_Direction:_
Reproduce each line from the records that holds "this".

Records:
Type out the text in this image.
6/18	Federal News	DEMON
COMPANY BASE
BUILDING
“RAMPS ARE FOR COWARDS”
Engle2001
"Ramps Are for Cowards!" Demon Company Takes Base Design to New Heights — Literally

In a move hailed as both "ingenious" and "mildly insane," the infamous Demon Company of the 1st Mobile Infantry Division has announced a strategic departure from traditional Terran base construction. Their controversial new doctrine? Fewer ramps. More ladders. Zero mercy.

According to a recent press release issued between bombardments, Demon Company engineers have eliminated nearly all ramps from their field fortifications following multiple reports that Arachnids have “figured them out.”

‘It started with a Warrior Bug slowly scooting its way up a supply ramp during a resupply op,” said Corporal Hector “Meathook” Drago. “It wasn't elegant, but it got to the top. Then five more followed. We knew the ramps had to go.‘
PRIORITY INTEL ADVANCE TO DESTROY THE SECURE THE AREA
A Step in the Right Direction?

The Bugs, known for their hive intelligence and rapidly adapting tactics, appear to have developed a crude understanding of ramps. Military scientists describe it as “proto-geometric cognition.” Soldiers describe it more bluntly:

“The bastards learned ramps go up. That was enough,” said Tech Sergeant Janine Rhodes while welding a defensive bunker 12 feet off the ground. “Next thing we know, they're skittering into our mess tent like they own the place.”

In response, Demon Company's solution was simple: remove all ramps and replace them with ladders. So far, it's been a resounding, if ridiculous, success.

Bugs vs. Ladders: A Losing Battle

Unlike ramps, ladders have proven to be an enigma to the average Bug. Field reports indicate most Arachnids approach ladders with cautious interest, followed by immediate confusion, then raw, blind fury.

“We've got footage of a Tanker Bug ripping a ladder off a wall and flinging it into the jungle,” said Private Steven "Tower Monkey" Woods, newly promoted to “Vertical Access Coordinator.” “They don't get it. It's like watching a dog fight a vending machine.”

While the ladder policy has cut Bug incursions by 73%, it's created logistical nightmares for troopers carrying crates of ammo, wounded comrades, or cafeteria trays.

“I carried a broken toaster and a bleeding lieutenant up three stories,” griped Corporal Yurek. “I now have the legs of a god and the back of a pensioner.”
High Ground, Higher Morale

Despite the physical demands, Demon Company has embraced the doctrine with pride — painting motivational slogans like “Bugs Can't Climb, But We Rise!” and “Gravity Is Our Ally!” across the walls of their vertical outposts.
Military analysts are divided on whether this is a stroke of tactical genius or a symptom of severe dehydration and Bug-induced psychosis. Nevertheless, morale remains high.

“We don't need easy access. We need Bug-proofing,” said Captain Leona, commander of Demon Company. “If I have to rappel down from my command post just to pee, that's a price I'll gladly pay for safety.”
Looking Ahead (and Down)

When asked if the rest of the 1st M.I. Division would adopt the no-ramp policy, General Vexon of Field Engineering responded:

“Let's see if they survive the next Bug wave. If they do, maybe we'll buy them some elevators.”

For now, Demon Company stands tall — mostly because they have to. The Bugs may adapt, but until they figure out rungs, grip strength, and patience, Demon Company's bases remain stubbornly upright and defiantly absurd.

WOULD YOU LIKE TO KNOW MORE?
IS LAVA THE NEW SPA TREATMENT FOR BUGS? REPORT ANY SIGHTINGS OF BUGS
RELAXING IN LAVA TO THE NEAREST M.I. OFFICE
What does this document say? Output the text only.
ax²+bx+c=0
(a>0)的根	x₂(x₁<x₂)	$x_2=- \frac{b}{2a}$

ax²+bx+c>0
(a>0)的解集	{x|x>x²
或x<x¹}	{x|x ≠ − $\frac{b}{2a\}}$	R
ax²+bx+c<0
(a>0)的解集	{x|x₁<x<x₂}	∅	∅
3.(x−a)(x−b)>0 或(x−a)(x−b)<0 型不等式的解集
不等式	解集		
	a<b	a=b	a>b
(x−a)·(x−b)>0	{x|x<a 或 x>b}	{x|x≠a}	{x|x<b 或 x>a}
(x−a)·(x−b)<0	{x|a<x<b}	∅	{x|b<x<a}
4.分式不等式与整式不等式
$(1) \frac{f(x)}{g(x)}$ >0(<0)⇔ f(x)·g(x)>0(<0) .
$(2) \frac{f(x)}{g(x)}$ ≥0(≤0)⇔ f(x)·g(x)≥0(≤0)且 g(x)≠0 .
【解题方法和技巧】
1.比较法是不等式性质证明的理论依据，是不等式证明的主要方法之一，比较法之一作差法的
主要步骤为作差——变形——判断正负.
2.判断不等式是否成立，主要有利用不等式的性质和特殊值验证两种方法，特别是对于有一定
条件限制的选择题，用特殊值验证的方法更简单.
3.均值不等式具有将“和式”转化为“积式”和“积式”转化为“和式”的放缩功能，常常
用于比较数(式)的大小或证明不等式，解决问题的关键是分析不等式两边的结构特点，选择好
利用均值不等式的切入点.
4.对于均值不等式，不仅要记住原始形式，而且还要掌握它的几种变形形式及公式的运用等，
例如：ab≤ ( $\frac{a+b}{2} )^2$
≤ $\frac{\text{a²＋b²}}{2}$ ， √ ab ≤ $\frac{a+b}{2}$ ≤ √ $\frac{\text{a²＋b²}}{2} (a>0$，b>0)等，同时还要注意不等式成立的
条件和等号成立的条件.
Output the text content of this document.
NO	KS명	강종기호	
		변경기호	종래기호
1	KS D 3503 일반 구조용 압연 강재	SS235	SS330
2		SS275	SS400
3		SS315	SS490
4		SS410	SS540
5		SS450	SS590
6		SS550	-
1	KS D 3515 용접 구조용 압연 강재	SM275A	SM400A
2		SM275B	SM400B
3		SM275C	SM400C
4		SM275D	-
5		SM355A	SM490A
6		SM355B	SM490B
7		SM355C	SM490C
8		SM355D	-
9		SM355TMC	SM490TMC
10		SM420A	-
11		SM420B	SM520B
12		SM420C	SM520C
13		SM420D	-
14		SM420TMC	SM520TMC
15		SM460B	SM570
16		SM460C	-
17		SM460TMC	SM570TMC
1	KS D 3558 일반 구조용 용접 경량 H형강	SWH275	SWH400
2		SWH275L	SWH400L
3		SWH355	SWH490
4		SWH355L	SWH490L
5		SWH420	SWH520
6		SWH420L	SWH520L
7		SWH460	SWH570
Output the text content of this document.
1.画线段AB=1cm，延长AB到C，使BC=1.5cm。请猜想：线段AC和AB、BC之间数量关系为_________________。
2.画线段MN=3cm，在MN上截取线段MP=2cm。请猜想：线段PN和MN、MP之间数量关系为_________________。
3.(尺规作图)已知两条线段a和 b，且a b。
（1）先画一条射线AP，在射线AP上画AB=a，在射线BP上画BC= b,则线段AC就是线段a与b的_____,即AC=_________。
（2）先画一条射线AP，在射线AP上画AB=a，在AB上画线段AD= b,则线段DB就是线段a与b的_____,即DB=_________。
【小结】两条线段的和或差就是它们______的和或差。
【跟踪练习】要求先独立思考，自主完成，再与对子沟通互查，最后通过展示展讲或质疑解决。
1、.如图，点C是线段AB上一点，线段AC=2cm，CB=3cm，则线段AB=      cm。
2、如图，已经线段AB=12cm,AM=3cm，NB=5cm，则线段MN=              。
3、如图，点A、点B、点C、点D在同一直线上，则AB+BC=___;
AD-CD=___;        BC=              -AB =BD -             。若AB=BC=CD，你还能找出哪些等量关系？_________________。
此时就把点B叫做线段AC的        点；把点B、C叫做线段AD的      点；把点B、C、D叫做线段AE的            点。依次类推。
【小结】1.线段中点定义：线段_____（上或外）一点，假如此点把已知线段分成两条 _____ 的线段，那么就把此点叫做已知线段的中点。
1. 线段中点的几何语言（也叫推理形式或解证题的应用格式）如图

_Output below:_
Type out the text in this image.
Military analysts are divided on whether this is a stroke of tactical genius or a symptom of severe dehydration and Bug-induced psychosis. Nevertheless, morale remains high.
What does this document say? Output the text only.
Output the text content of this document.
Output the text content of this document.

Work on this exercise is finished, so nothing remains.